Figure collection entries
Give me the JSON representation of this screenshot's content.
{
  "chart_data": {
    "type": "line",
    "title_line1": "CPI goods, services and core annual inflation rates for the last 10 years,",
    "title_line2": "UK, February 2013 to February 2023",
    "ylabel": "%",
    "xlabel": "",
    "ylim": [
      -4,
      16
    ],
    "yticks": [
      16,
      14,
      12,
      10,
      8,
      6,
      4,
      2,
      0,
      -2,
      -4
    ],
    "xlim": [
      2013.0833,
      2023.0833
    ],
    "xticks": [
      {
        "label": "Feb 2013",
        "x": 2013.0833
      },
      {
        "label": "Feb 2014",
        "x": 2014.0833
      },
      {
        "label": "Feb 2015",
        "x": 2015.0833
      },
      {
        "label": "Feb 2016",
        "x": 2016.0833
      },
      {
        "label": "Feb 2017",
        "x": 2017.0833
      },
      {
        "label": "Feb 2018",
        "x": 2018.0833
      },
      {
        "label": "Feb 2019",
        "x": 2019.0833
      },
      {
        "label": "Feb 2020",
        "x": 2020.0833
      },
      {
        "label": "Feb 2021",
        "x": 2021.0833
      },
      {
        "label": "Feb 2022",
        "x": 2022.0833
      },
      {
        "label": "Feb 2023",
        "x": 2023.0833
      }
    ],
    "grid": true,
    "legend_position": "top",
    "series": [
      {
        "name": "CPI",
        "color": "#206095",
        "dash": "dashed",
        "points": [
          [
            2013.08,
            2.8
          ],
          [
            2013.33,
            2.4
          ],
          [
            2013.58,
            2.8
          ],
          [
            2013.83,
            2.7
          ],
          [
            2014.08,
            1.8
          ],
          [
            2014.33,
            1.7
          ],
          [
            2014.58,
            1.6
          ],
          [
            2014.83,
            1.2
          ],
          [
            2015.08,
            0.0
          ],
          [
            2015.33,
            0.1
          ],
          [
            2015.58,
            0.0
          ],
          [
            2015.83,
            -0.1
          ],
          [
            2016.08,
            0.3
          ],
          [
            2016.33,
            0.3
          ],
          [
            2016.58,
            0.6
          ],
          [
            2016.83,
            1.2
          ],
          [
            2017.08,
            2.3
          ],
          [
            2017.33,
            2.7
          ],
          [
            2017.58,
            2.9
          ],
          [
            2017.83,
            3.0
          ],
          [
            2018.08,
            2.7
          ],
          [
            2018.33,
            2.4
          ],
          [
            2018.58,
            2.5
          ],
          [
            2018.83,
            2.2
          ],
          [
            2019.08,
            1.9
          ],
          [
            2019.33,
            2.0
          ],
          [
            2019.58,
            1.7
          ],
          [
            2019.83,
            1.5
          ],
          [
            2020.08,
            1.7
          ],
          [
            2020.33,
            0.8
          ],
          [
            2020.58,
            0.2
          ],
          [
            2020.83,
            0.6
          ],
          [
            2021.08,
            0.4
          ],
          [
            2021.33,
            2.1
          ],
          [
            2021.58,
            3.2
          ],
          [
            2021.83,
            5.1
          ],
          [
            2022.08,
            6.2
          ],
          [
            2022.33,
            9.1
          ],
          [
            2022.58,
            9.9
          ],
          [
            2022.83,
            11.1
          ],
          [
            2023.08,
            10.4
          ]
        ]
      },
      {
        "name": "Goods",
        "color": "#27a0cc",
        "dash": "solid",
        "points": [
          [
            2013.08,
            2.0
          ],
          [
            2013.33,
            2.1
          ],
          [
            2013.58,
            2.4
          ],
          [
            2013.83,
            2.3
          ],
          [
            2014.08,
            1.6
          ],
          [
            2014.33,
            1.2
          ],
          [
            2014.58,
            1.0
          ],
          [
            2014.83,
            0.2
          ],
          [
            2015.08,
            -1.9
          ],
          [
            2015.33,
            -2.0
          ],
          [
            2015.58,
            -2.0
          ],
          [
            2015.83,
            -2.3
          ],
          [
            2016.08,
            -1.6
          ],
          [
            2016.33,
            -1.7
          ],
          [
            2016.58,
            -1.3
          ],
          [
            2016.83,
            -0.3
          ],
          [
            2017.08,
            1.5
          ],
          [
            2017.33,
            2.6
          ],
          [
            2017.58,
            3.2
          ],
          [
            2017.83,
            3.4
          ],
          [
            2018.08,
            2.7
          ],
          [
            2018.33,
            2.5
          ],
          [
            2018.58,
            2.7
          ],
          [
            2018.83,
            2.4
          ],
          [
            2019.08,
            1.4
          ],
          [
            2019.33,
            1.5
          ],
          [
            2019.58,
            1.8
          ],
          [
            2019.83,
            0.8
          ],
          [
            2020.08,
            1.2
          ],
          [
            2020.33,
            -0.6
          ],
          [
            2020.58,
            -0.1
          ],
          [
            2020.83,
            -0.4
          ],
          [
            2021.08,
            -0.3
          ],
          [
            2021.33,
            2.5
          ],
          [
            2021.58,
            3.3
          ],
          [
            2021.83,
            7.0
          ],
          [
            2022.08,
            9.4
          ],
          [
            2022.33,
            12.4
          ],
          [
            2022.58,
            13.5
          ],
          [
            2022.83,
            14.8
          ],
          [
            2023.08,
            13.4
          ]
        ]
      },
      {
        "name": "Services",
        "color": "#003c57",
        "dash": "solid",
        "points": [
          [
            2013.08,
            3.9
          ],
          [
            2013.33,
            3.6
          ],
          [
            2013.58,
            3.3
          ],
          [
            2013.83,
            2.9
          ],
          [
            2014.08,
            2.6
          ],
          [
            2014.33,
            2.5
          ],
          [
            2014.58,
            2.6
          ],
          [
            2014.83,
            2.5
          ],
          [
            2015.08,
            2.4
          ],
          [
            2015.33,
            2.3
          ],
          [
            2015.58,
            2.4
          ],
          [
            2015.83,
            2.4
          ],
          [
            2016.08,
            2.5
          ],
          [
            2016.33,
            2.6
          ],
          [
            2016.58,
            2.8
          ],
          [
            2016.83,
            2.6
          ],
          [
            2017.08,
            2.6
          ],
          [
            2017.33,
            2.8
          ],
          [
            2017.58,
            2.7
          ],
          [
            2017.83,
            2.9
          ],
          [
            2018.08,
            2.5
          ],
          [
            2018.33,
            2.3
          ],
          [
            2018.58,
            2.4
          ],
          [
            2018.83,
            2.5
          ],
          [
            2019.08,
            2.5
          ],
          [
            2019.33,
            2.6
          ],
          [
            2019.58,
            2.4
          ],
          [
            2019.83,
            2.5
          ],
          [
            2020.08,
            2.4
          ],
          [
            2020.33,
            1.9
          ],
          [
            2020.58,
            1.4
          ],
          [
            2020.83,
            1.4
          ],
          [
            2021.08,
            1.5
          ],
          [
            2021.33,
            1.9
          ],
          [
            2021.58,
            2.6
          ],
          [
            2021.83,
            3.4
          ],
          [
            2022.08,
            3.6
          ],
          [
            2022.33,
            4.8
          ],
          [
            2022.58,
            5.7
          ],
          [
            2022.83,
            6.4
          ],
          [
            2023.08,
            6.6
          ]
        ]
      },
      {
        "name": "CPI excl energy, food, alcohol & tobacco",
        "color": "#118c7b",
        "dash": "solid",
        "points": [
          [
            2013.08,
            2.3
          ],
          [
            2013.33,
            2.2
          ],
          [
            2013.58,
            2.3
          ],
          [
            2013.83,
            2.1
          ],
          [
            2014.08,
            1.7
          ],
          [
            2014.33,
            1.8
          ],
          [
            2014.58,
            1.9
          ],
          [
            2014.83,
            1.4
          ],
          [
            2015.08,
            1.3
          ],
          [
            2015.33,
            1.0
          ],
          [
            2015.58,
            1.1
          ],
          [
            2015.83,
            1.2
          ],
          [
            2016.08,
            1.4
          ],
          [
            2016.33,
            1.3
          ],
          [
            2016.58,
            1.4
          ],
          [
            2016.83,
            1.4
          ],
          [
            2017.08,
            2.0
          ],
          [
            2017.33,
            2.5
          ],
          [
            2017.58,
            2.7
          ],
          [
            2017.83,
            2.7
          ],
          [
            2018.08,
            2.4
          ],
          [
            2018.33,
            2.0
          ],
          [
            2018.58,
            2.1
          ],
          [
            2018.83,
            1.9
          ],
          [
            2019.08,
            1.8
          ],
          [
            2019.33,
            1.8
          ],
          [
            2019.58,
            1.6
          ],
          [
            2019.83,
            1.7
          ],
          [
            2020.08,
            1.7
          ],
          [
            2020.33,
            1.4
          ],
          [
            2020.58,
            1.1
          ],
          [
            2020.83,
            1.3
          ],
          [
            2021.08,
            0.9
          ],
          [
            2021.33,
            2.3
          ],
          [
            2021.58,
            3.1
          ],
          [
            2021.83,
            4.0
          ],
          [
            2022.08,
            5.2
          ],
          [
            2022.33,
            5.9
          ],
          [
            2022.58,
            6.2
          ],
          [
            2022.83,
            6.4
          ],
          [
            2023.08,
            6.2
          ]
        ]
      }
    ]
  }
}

What to produce: Using the entries above, return each line in which the word "name" occurs.

The reply:
        "name": "CPI",
        "name": "Goods",
        "name": "Services",
        "name": "CPI excl energy, food, alcohol & tobacco",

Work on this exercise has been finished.